*** MATERIALS PROVIDED

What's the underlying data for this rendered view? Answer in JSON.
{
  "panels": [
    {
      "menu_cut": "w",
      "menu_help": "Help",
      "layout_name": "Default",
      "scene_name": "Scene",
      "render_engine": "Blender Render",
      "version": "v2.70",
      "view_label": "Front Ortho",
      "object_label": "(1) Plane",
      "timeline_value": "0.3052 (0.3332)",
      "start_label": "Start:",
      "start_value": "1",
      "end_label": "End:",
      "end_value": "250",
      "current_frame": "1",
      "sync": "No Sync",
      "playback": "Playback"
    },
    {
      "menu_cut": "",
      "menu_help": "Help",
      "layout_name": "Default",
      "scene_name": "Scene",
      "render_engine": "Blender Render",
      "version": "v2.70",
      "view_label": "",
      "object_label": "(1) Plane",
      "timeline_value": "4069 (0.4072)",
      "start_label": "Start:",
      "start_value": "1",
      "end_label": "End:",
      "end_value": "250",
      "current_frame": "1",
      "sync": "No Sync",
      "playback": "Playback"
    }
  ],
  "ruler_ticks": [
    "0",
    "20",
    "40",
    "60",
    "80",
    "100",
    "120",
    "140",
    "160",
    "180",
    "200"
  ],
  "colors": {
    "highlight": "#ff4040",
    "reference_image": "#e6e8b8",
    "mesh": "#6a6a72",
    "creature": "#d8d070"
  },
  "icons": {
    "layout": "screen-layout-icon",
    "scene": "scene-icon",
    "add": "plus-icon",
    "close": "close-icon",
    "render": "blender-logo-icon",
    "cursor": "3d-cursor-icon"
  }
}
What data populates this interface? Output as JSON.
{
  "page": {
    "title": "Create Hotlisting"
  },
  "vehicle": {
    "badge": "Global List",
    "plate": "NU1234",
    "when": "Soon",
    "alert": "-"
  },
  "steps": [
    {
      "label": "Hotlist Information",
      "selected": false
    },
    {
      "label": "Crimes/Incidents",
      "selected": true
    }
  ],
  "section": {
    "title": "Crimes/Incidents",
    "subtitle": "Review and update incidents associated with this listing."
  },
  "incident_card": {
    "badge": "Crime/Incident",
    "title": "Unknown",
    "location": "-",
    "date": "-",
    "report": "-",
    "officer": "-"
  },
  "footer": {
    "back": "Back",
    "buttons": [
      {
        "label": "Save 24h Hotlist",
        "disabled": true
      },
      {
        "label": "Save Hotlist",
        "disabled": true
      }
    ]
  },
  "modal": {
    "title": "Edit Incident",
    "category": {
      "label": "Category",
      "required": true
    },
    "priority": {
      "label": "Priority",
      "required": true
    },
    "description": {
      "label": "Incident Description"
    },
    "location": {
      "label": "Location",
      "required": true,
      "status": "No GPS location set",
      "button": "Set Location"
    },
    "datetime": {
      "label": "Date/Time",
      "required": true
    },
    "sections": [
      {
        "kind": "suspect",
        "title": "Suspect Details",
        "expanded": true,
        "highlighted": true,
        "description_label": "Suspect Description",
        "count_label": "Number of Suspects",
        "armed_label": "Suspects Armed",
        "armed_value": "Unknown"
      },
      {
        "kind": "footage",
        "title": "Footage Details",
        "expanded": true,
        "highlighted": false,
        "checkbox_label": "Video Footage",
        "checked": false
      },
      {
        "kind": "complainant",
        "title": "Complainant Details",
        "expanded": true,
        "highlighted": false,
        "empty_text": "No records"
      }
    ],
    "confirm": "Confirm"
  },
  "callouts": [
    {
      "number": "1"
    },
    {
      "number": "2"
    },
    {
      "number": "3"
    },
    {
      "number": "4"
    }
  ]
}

******

Repeat the data above, word for word.

What's the underlying data for this rendered view? Answer in JSON.
{
  "panels": [
    {
      "menu_cut": "w",
      "menu_help": "Help",
      "layout_name": "Default",
      "scene_name": "Scene",
      "render_engine": "Blender Render",
      "version": "v2.70",
      "view_label": "Front Ortho",
      "object_label": "(1) Plane",
      "timeline_value": "0.3052 (0.3332)",
      "start_label": "Start:",
      "start_value": "1",
      "end_label": "End:",
      "end_value": "250",
      "current_frame": "1",
      "sync": "No Sync",
      "playback": "Playback"
    },
    {
      "menu_cut": "",
      "menu_help": "Help",
      "layout_name": "Default",
      "scene_name": "Scene",
      "render_engine": "Blender Render",
      "version": "v2.70",
      "view_label": "",
      "object_label": "(1) Plane",
      "timeline_value": "4069 (0.4072)",
      "start_label": "Start:",
      "start_value": "1",
      "end_label": "End:",
      "end_value": "250",
      "current_frame": "1",
      "sync": "No Sync",
      "playback": "Playback"
    }
  ],
  "ruler_ticks": [
    "0",
    "20",
    "40",
    "60",
    "80",
    "100",
    "120",
    "140",
    "160",
    "180",
    "200"
  ],
  "colors": {
    "highlight": "#ff4040",
    "reference_image": "#e6e8b8",
    "mesh": "#6a6a72",
    "creature": "#d8d070"
  },
  "icons": {
    "layout": "screen-layout-icon",
    "scene": "scene-icon",
    "add": "plus-icon",
    "close": "close-icon",
    "render": "blender-logo-icon",
    "cursor": "3d-cursor-icon"
  }
}
What data populates this interface? Output as JSON.
{
  "page": {
    "title": "Create Hotlisting"
  },
  "vehicle": {
    "badge": "Global List",
    "plate": "NU1234",
    "when": "Soon",
    "alert": "-"
  },
  "steps": [
    {
      "label": "Hotlist Information",
      "selected": false
    },
    {
      "label": "Crimes/Incidents",
      "selected": true
    }
  ],
  "section": {
    "title": "Crimes/Incidents",
    "subtitle": "Review and update incidents associated with this listing."
  },
  "incident_card": {
    "badge": "Crime/Incident",
    "title": "Unknown",
    "location": "-",
    "date": "-",
    "report": "-",
    "officer": "-"
  },
  "footer": {
    "back": "Back",
    "buttons": [
      {
        "label": "Save 24h Hotlist",
        "disabled": true
      },
      {
        "label": "Save Hotlist",
        "disabled": true
      }
    ]
  },
  "modal": {
    "title": "Edit Incident",
    "category": {
      "label": "Category",
      "required": true
    },
    "priority": {
      "label": "Priority",
      "required": true
    },
    "description": {
      "label": "Incident Description"
    },
    "location": {
      "label": "Location",
      "required": true,
      "status": "No GPS location set",
      "button": "Set Location"
    },
    "datetime": {
      "label": "Date/Time",
      "required": true
    },
    "sections": [
      {
        "kind": "suspect",
        "title": "Suspect Details",
        "expanded": true,
        "highlighted": true,
        "description_label": "Suspect Description",
        "count_label": "Number of Suspects",
        "armed_label": "Suspects Armed",
        "armed_value": "Unknown"
      },
      {
        "kind": "footage",
        "title": "Footage Details",
        "expanded": true,
        "highlighted": false,
        "checkbox_label": "Video Footage",
        "checked": false
      },
      {
        "kind": "complainant",
        "title": "Complainant Details",
        "expanded": true,
        "highlighted": false,
        "empty_text": "No records"
      }
    ],
    "confirm": "Confirm"
  },
  "callouts": [
    {
      "number": "1"
    },
    {
      "number": "2"
    },
    {
      "number": "3"
    },
    {
      "number": "4"
    }
  ]
}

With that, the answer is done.